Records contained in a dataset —
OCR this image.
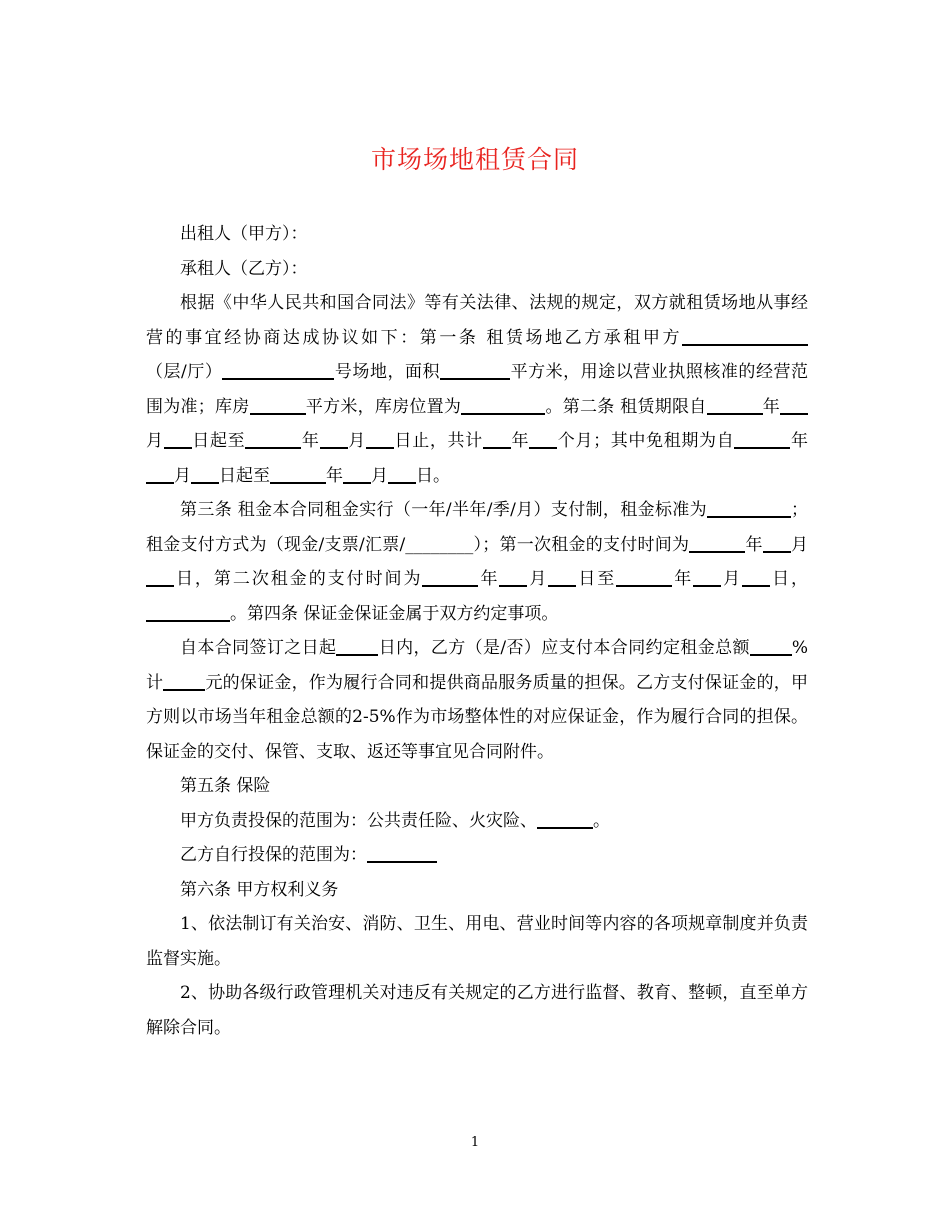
市场场地租赁合同

出租人（甲方）：

承租人（乙方）：

根据《中华人民共和国合同法》等有关法律、法规的规定，双方就租赁场地从事经营的事宜经协商达成协议如下：第一条 租赁场地乙方承租甲方（层/厅）	号场地，面积	平方米，用途以营业执照核准的经营范围为准；库房	平方米，库房位置为	。第二条 租赁期限自	年月 日起至	年 月 日止，共计 年 个月；其中免租期为自	年月 日起至	年 月 日。

第三条 租金本合同租金实行（一年/半年/季/月）支付制，租金标准为	；租金支付方式为（现金/支票/汇票/________）；第一次租金的支付时间为	年 月日，第二次租金的支付时间为	年 月 日至	年 月 日，。第四条 保证金保证金属于双方约定事项。

自本合同签订之日起 日内，乙方（是/否）应支付本合同约定租金总额 %计 元的保证金，作为履行合同和提供商品服务质量的担保。乙方支付保证金的，甲方则以市场当年租金总额的2-5%作为市场整体性的对应保证金，作为履行合同的担保。保证金的交付、保管、支取、返还等事宜见合同附件。

第五条 保险

甲方负责投保的范围为：公共责任险、火灾险、	。

乙方自行投保的范围为：

第六条 甲方权利义务

1、依法制订有关治安、消防、卫生、用电、营业时间等内容的各项规章制度并负责监督实施。

2、协助各级行政管理机关对违反有关规定的乙方进行监督、教育、整顿，直至单方解除合同。

1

OBJECTIVE — Write the entries above out again exactly, but not the pictures.

ANSWER TO THE PROBLEM —
OCR this image.
市场场地租赁合同

出租人（甲方）：

承租人（乙方）：

根据《中华人民共和国合同法》等有关法律、法规的规定，双方就租赁场地从事经营的事宜经协商达成协议如下：第一条 租赁场地乙方承租甲方（层/厅）	号场地，面积	平方米，用途以营业执照核准的经营范围为准；库房	平方米，库房位置为	。第二条 租赁期限自	年月 日起至	年 月 日止，共计 年 个月；其中免租期为自	年月 日起至	年 月 日。

第三条 租金本合同租金实行（一年/半年/季/月）支付制，租金标准为	；租金支付方式为（现金/支票/汇票/________）；第一次租金的支付时间为	年 月日，第二次租金的支付时间为	年 月 日至	年 月 日，。第四条 保证金保证金属于双方约定事项。

自本合同签订之日起 日内，乙方（是/否）应支付本合同约定租金总额 %计 元的保证金，作为履行合同和提供商品服务质量的担保。乙方支付保证金的，甲方则以市场当年租金总额的2-5%作为市场整体性的对应保证金，作为履行合同的担保。保证金的交付、保管、支取、返还等事宜见合同附件。

第五条 保险

甲方负责投保的范围为：公共责任险、火灾险、	。

乙方自行投保的范围为：

第六条 甲方权利义务

1、依法制订有关治安、消防、卫生、用电、营业时间等内容的各项规章制度并负责监督实施。

2、协助各级行政管理机关对违反有关规定的乙方进行监督、教育、整顿，直至单方解除合同。

1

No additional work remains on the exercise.